§ **Exercise brief**: Report only the number of lines in this material that include the string "తనధర".

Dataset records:
>>>

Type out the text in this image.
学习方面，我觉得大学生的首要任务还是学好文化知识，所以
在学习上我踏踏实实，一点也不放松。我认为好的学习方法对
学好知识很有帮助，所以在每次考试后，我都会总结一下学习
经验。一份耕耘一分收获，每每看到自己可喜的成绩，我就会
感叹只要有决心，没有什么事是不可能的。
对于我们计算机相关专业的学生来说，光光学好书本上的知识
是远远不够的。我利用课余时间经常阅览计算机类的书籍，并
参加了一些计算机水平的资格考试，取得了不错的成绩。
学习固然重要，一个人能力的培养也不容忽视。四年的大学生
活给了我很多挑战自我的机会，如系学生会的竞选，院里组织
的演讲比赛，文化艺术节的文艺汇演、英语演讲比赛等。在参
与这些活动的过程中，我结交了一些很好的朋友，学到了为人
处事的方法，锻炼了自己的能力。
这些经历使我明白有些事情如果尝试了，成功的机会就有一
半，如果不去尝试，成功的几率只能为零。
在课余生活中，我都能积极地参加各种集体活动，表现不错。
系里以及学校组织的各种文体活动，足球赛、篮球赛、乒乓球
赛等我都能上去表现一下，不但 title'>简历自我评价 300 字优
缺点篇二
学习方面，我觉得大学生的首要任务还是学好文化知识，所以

<<<
>>>

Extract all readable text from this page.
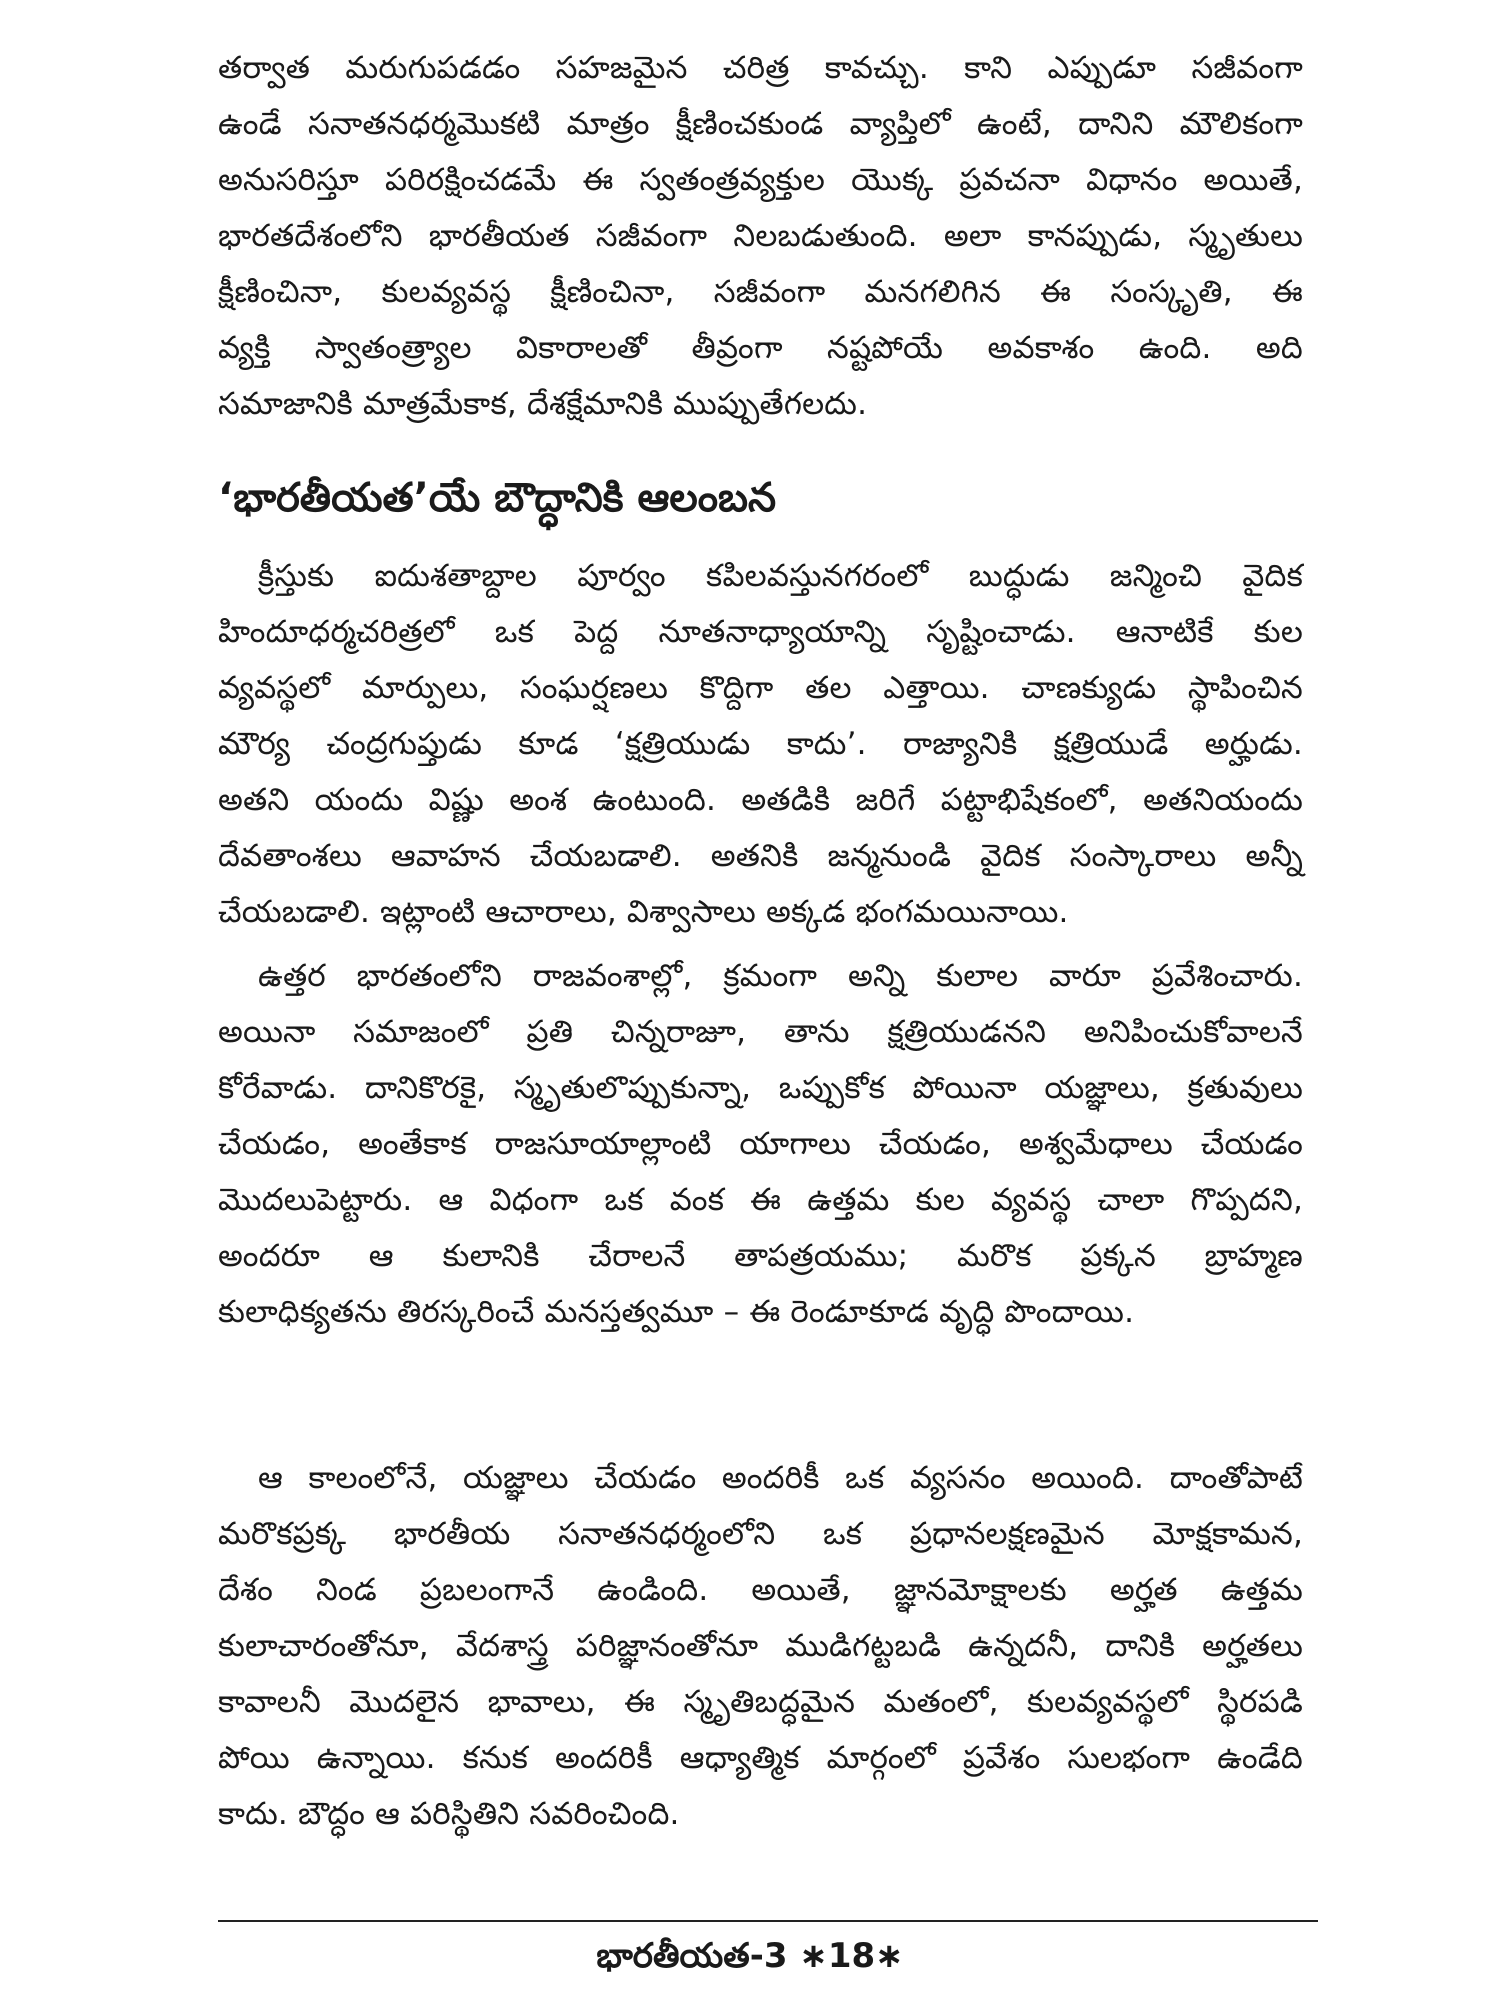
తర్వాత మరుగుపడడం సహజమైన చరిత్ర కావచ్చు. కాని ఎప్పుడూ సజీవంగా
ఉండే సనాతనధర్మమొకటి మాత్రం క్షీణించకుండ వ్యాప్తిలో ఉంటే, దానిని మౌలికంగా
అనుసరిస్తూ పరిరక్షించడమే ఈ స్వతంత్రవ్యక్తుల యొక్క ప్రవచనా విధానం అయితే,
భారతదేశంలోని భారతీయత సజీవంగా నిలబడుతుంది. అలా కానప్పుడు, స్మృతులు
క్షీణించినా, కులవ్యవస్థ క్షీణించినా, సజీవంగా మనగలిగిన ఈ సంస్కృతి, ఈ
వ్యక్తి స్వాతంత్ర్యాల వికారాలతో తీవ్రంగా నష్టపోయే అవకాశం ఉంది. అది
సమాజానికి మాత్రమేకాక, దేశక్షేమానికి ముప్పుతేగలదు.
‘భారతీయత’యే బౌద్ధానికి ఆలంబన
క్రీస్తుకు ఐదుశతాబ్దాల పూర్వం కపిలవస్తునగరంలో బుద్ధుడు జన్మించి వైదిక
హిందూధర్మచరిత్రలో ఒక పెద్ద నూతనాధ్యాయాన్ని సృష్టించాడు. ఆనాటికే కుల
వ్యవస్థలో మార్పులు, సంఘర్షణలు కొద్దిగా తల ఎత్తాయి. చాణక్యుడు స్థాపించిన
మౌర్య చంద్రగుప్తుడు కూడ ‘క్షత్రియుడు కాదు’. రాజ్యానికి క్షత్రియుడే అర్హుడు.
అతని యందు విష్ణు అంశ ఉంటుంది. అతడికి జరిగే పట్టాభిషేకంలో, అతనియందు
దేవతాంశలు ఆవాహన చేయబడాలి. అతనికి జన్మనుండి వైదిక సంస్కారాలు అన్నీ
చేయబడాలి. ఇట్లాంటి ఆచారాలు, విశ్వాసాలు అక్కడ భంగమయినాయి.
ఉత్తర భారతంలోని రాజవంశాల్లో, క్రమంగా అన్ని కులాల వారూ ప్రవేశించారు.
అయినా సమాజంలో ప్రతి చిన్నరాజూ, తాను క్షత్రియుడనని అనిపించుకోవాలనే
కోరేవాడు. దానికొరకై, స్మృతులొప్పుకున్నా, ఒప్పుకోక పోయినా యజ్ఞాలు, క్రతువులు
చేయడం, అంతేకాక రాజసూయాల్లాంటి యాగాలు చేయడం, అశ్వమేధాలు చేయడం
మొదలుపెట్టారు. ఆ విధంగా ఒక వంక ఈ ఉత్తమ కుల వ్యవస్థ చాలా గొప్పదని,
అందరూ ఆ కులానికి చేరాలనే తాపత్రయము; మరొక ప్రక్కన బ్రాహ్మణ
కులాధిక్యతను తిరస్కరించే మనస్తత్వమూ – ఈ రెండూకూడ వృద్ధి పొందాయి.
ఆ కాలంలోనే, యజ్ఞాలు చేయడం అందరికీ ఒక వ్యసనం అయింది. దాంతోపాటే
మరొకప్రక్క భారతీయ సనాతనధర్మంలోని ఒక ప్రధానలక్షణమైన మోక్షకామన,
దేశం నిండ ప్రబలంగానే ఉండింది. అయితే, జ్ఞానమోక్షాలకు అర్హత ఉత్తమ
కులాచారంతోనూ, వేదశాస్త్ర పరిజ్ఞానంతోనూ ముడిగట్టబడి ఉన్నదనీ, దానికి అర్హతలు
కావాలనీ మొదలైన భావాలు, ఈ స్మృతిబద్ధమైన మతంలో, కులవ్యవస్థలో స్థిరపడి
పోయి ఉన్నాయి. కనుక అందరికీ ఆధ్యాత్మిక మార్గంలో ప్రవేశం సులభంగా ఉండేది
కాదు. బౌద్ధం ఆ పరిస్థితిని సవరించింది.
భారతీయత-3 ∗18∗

<<<

§ **Expected output**: 2